● **REQUIRED TASK**
Exactly as written, retype the listing below, omitting the pictures.

● **ROWS**
——
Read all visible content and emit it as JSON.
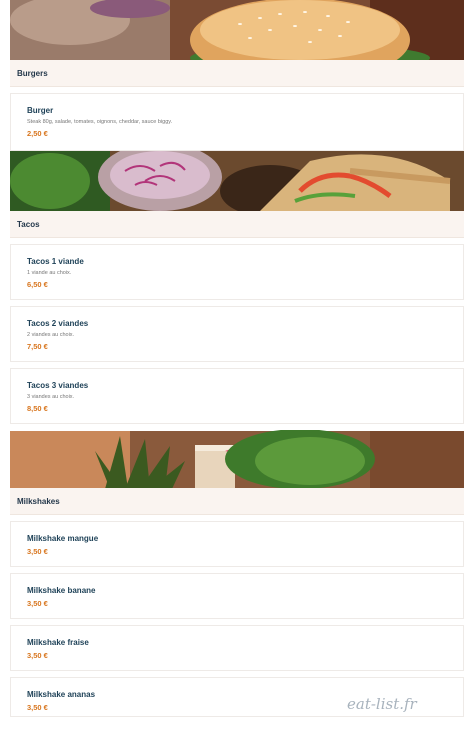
{
  "sections": [
    {
      "title": "Burgers",
      "items": [
        {
          "name": "Burger",
          "description": "Steak 80g, salade, tomates, oignons, cheddar, sauce biggy.",
          "price": "2,50 €"
        }
      ]
    },
    {
      "title": "Tacos",
      "items": [
        {
          "name": "Tacos 1 viande",
          "description": "1 viande au choix.",
          "price": "6,50 €"
        },
        {
          "name": "Tacos 2 viandes",
          "description": "2 viandes au choix.",
          "price": "7,50 €"
        },
        {
          "name": "Tacos 3 viandes",
          "description": "3 viandes au choix.",
          "price": "8,50 €"
        }
      ]
    },
    {
      "title": "Milkshakes",
      "items": [
        {
          "name": "Milkshake mangue",
          "price": "3,50 €"
        },
        {
          "name": "Milkshake banane",
          "price": "3,50 €"
        },
        {
          "name": "Milkshake fraise",
          "price": "3,50 €"
        },
        {
          "name": "Milkshake ananas",
          "price": "3,50 €"
        }
      ]
    }
  ],
  "watermark": "eat-list.fr",
  "colors": {
    "header_bg": "#faf4f0",
    "item_name": "#1f4258",
    "price": "#d8761f"
  }
}
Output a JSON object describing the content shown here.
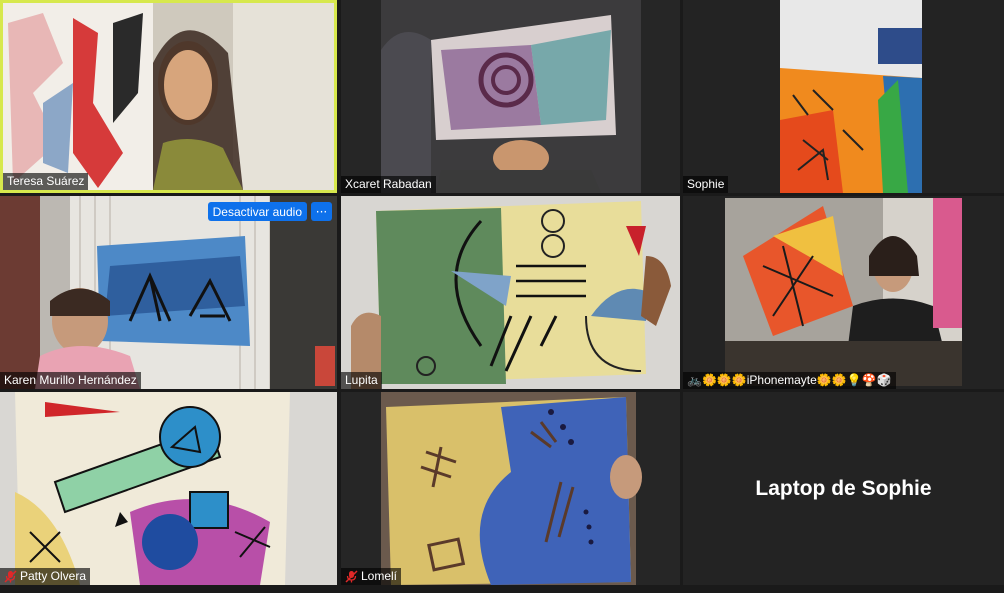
{
  "participants": [
    {
      "name": "Teresa Suárez",
      "muted": false,
      "active_speaker": true
    },
    {
      "name": "Xcaret Rabadan",
      "muted": false
    },
    {
      "name": "Sophie",
      "muted": false
    },
    {
      "name": "Karen Murillo Hernández",
      "muted": false,
      "hover_controls": {
        "mute_label": "Desactivar audio",
        "more_label": "···"
      }
    },
    {
      "name": "Lupita",
      "muted": false
    },
    {
      "name": "🚲🌼🌼🌼iPhonemayte🌼🌼💡🍄🎲",
      "muted": false
    },
    {
      "name": "Patty Olvera",
      "muted": true
    },
    {
      "name": "Lomelí",
      "muted": true
    },
    {
      "name": "Laptop de Sophie",
      "video_off": true
    }
  ],
  "colors": {
    "active_speaker_border": "#d7e84d",
    "button_blue": "#0e71eb",
    "mute_red": "#e02828",
    "background": "#1a1a1a"
  }
}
——
● **ANSWER BELOW**
Read all visible content and emit it as JSON.
{
  "sections": [
    {
      "title": "Burgers",
      "items": [
        {
          "name": "Burger",
          "description": "Steak 80g, salade, tomates, oignons, cheddar, sauce biggy.",
          "price": "2,50 €"
        }
      ]
    },
    {
      "title": "Tacos",
      "items": [
        {
          "name": "Tacos 1 viande",
          "description": "1 viande au choix.",
          "price": "6,50 €"
        },
        {
          "name": "Tacos 2 viandes",
          "description": "2 viandes au choix.",
          "price": "7,50 €"
        },
        {
          "name": "Tacos 3 viandes",
          "description": "3 viandes au choix.",
          "price": "8,50 €"
        }
      ]
    },
    {
      "title": "Milkshakes",
      "items": [
        {
          "name": "Milkshake mangue",
          "price": "3,50 €"
        },
        {
          "name": "Milkshake banane",
          "price": "3,50 €"
        },
        {
          "name": "Milkshake fraise",
          "price": "3,50 €"
        },
        {
          "name": "Milkshake ananas",
          "price": "3,50 €"
        }
      ]
    }
  ],
  "watermark": "eat-list.fr",
  "colors": {
    "header_bg": "#faf4f0",
    "item_name": "#1f4258",
    "price": "#d8761f"
  }
}
Output a JSON object describing the content shown here.
{
  "participants": [
    {
      "name": "Teresa Suárez",
      "muted": false,
      "active_speaker": true
    },
    {
      "name": "Xcaret Rabadan",
      "muted": false
    },
    {
      "name": "Sophie",
      "muted": false
    },
    {
      "name": "Karen Murillo Hernández",
      "muted": false,
      "hover_controls": {
        "mute_label": "Desactivar audio",
        "more_label": "···"
      }
    },
    {
      "name": "Lupita",
      "muted": false
    },
    {
      "name": "🚲🌼🌼🌼iPhonemayte🌼🌼💡🍄🎲",
      "muted": false
    },
    {
      "name": "Patty Olvera",
      "muted": true
    },
    {
      "name": "Lomelí",
      "muted": true
    },
    {
      "name": "Laptop de Sophie",
      "video_off": true
    }
  ],
  "colors": {
    "active_speaker_border": "#d7e84d",
    "button_blue": "#0e71eb",
    "mute_red": "#e02828",
    "background": "#1a1a1a"
  }
}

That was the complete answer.